▶ [Stated exercise]
The entries below are to be repeated exactly as they stand.
-------- Recorded data
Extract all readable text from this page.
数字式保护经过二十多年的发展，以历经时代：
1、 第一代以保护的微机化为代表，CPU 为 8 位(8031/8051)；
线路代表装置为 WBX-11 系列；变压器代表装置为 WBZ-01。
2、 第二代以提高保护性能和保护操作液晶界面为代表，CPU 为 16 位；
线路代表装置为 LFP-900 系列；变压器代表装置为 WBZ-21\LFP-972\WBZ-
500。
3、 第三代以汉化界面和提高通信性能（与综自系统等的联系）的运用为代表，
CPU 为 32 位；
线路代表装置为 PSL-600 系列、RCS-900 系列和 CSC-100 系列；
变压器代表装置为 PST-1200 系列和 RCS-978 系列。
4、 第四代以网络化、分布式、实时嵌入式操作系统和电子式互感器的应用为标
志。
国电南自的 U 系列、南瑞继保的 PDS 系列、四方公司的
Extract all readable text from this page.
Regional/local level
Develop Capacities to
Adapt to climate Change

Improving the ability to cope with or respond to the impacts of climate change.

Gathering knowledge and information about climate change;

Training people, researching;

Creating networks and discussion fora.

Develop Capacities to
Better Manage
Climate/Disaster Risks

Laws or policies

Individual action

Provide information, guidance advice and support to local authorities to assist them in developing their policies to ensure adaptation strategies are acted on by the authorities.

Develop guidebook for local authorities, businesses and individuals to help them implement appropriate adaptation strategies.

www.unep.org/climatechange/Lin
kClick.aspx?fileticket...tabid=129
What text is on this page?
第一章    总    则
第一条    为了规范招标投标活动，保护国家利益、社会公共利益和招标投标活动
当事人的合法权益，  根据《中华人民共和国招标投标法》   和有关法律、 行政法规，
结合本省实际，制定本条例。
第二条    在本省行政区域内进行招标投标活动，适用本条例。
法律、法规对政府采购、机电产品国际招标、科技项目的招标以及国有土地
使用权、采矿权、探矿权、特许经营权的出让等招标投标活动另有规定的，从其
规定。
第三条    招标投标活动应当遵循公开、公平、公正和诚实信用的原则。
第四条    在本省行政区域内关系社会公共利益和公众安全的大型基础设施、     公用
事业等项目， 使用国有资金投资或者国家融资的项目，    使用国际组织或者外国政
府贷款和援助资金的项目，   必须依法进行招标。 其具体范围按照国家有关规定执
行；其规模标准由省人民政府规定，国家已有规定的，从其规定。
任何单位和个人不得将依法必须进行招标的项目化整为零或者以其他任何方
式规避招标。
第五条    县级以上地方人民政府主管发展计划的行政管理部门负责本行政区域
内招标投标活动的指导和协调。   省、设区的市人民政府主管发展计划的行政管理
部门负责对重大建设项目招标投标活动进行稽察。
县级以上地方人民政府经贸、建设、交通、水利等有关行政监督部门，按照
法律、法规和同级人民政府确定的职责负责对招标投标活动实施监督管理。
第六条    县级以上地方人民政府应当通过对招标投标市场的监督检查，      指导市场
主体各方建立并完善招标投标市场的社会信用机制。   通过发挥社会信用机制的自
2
----------------
▶ [Response to this exercise]
Extract all readable text from this page.
数字式保护经过二十多年的发展，以历经时代：
1、 第一代以保护的微机化为代表，CPU 为 8 位(8031/8051)；
线路代表装置为 WBX-11 系列；变压器代表装置为 WBZ-01。
2、 第二代以提高保护性能和保护操作液晶界面为代表，CPU 为 16 位；
线路代表装置为 LFP-900 系列；变压器代表装置为 WBZ-21\LFP-972\WBZ-
500。
3、 第三代以汉化界面和提高通信性能（与综自系统等的联系）的运用为代表，
CPU 为 32 位；
线路代表装置为 PSL-600 系列、RCS-900 系列和 CSC-100 系列；
变压器代表装置为 PST-1200 系列和 RCS-978 系列。
4、 第四代以网络化、分布式、实时嵌入式操作系统和电子式互感器的应用为标
志。
国电南自的 U 系列、南瑞继保的 PDS 系列、四方公司的
Extract all readable text from this page.
Regional/local level
Develop Capacities to
Adapt to climate Change

Improving the ability to cope with or respond to the impacts of climate change.

Gathering knowledge and information about climate change;

Training people, researching;

Creating networks and discussion fora.

Develop Capacities to
Better Manage
Climate/Disaster Risks

Laws or policies

Individual action

Provide information, guidance advice and support to local authorities to assist them in developing their policies to ensure adaptation strategies are acted on by the authorities.

Develop guidebook for local authorities, businesses and individuals to help them implement appropriate adaptation strategies.

www.unep.org/climatechange/Lin
kClick.aspx?fileticket...tabid=129
What text is on this page?
第一章    总    则
第一条    为了规范招标投标活动，保护国家利益、社会公共利益和招标投标活动
当事人的合法权益，  根据《中华人民共和国招标投标法》   和有关法律、 行政法规，
结合本省实际，制定本条例。
第二条    在本省行政区域内进行招标投标活动，适用本条例。
法律、法规对政府采购、机电产品国际招标、科技项目的招标以及国有土地
使用权、采矿权、探矿权、特许经营权的出让等招标投标活动另有规定的，从其
规定。
第三条    招标投标活动应当遵循公开、公平、公正和诚实信用的原则。
第四条    在本省行政区域内关系社会公共利益和公众安全的大型基础设施、     公用
事业等项目， 使用国有资金投资或者国家融资的项目，    使用国际组织或者外国政
府贷款和援助资金的项目，   必须依法进行招标。 其具体范围按照国家有关规定执
行；其规模标准由省人民政府规定，国家已有规定的，从其规定。
任何单位和个人不得将依法必须进行招标的项目化整为零或者以其他任何方
式规避招标。
第五条    县级以上地方人民政府主管发展计划的行政管理部门负责本行政区域
内招标投标活动的指导和协调。   省、设区的市人民政府主管发展计划的行政管理
部门负责对重大建设项目招标投标活动进行稽察。
县级以上地方人民政府经贸、建设、交通、水利等有关行政监督部门，按照
法律、法规和同级人民政府确定的职责负责对招标投标活动实施监督管理。
第六条    县级以上地方人民政府应当通过对招标投标市场的监督检查，      指导市场
主体各方建立并完善招标投标市场的社会信用机制。   通过发挥社会信用机制的自
2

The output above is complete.